GOAL:
Using the material below, copy every line where "certify" appears.

-- Start EXTRACTED RECORDS --

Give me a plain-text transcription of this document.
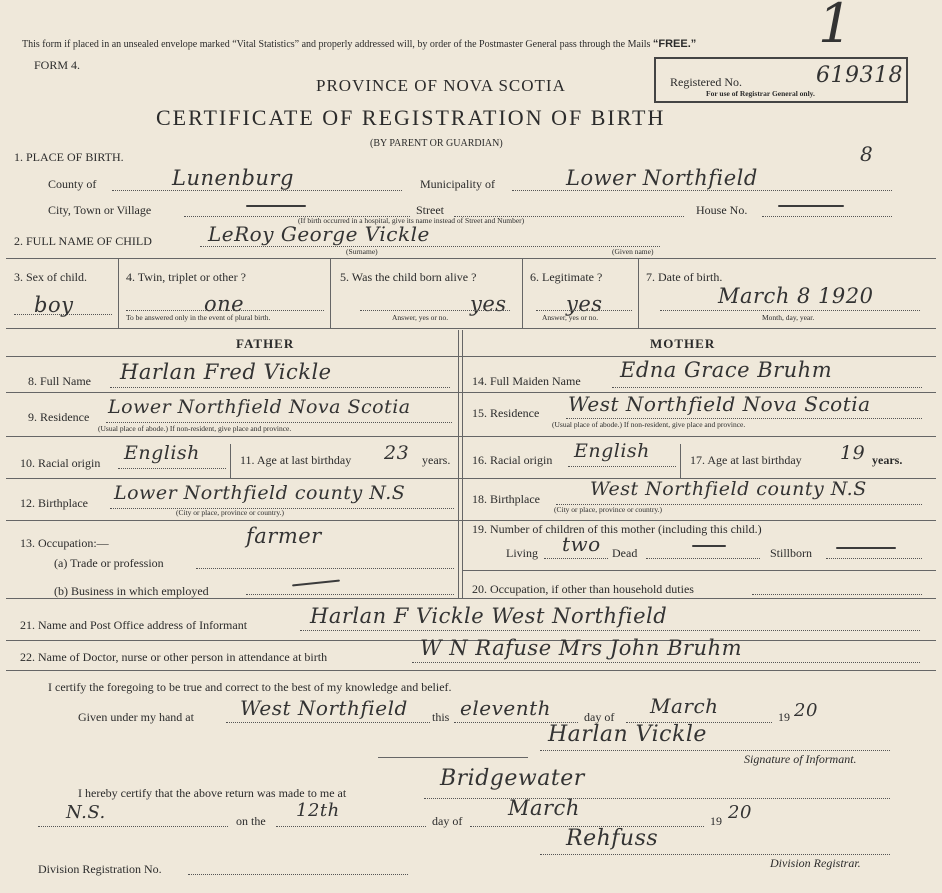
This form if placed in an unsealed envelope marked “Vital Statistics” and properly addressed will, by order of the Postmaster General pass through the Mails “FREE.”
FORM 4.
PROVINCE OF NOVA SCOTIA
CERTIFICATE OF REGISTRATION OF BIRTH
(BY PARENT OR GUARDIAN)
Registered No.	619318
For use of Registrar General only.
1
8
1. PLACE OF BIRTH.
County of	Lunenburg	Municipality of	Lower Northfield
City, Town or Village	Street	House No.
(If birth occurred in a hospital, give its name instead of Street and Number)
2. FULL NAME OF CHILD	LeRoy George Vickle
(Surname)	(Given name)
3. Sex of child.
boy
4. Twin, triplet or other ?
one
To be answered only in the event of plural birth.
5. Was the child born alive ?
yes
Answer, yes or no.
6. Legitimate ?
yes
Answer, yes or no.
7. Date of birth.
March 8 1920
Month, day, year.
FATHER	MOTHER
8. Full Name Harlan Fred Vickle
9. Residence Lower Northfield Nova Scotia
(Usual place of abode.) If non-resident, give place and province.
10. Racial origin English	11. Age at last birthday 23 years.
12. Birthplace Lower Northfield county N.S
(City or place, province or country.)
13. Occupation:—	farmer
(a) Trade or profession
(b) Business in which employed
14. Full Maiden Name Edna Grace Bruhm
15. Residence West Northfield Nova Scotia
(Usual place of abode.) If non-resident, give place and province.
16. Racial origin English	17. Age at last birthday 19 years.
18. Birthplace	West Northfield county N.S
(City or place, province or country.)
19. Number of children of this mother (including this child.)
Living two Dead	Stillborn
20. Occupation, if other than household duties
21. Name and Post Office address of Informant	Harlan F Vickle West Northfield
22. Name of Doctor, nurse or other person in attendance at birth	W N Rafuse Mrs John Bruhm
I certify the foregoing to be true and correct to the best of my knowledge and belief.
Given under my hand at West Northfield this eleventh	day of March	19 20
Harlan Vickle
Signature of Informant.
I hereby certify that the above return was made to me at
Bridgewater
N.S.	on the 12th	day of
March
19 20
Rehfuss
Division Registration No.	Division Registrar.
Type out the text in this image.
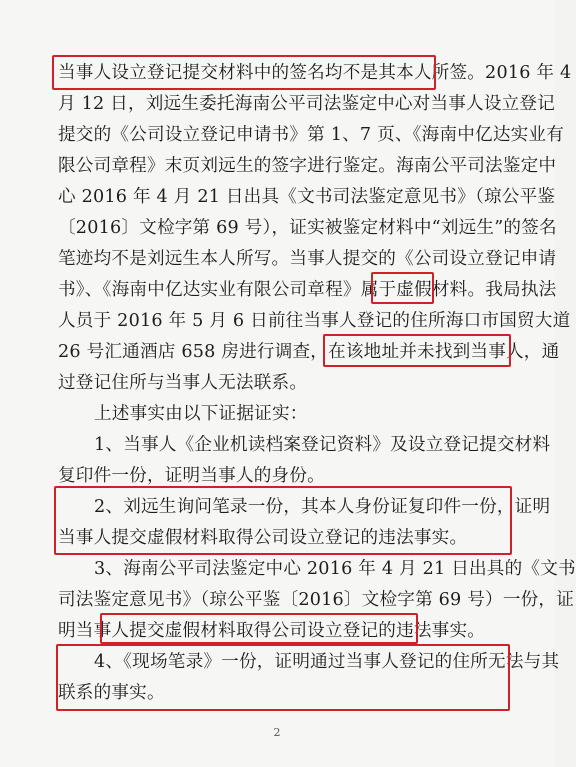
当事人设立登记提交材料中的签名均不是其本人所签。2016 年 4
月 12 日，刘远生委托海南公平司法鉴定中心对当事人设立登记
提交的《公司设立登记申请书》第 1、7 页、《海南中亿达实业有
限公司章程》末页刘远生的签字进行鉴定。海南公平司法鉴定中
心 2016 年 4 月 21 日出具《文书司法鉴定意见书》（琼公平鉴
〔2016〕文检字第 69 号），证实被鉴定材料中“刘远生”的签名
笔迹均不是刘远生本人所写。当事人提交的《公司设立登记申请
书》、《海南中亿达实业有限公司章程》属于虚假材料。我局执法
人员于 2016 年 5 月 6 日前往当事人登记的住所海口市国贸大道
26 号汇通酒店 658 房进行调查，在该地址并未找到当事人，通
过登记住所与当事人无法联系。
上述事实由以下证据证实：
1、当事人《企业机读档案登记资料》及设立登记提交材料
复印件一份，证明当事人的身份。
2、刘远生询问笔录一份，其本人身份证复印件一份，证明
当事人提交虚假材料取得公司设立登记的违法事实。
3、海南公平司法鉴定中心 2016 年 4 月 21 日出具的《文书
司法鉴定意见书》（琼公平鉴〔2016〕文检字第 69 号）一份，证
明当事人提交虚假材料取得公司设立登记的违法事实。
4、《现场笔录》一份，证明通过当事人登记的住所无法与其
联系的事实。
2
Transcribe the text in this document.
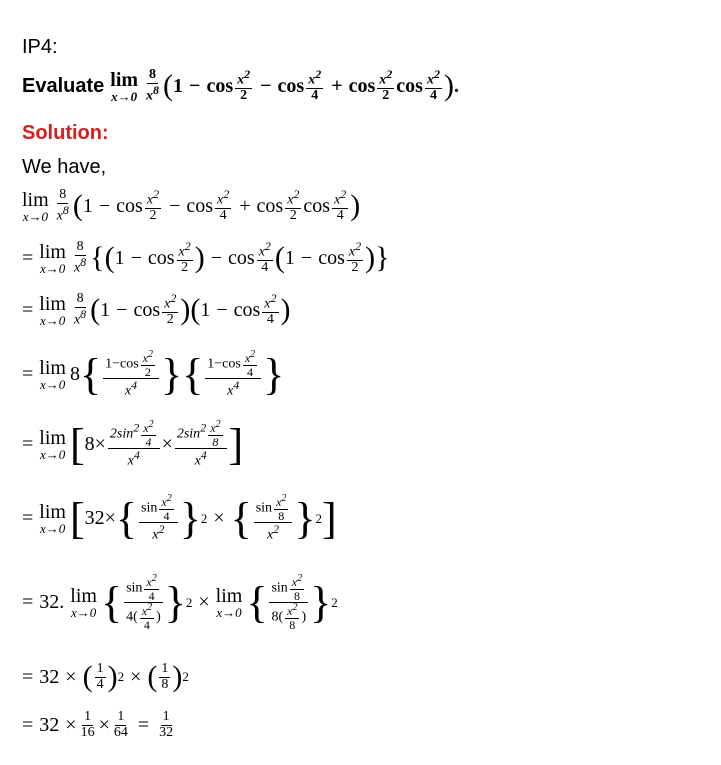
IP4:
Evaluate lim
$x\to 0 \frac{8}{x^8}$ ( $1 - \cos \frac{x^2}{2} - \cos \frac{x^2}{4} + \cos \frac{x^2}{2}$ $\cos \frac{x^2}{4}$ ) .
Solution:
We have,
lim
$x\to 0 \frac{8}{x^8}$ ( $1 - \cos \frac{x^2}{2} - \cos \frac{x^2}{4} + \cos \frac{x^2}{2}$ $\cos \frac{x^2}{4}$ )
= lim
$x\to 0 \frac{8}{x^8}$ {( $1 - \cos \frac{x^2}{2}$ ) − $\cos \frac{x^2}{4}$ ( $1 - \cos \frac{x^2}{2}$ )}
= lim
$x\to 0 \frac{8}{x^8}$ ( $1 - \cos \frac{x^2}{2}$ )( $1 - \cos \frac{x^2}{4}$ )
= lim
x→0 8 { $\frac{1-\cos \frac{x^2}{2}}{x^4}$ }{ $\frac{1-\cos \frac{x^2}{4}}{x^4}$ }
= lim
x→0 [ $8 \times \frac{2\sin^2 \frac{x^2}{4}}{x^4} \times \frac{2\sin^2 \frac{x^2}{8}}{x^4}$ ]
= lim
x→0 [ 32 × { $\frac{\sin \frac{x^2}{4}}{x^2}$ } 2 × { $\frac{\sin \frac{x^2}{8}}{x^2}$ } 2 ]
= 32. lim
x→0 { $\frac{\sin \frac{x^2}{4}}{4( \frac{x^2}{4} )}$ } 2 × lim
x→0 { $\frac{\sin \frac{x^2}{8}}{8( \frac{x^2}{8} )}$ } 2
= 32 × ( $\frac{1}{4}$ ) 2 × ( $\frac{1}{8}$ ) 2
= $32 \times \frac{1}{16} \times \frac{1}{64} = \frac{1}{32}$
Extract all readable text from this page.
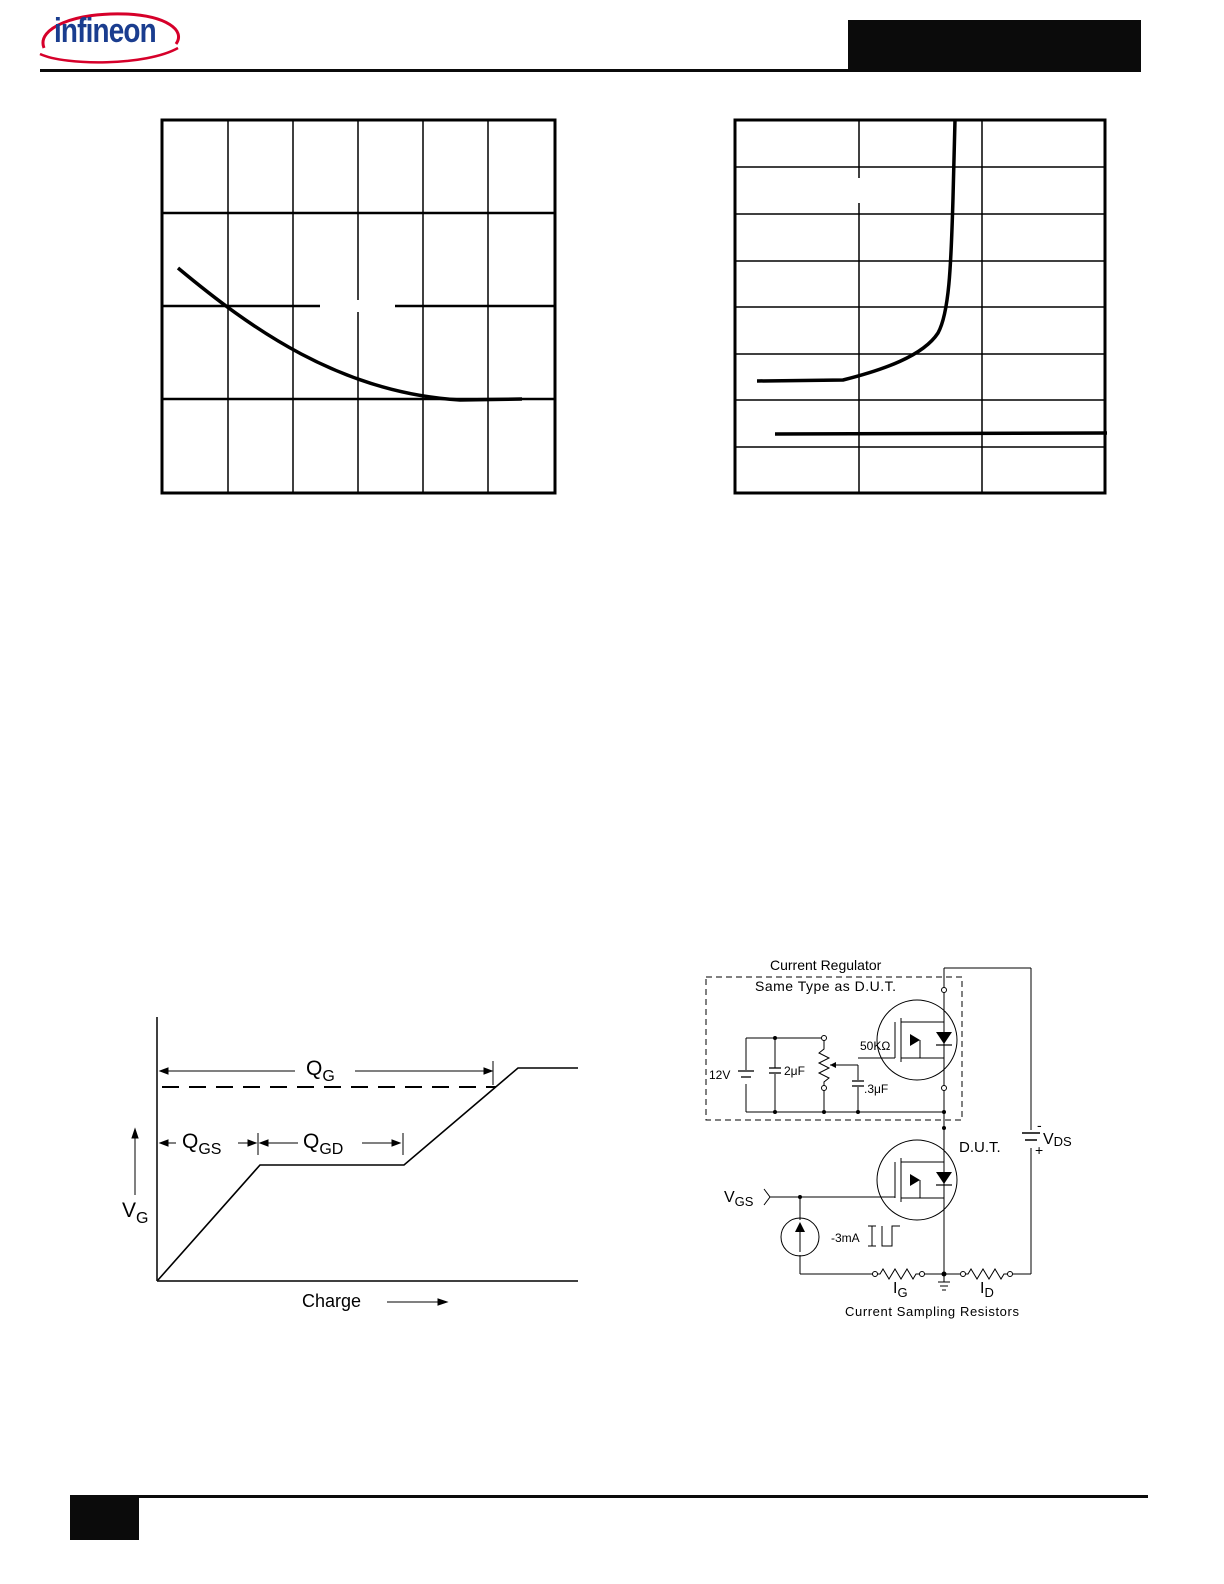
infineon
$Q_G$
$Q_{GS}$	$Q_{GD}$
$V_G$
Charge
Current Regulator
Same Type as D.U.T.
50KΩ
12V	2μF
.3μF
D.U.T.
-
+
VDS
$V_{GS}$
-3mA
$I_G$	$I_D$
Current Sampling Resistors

-- End EXTRACTED RECORDS --

EXERCISE RESULT:
I certify the foregoing to be true and correct to the best of my knowledge and belief.
I hereby certify that the above return was made to me at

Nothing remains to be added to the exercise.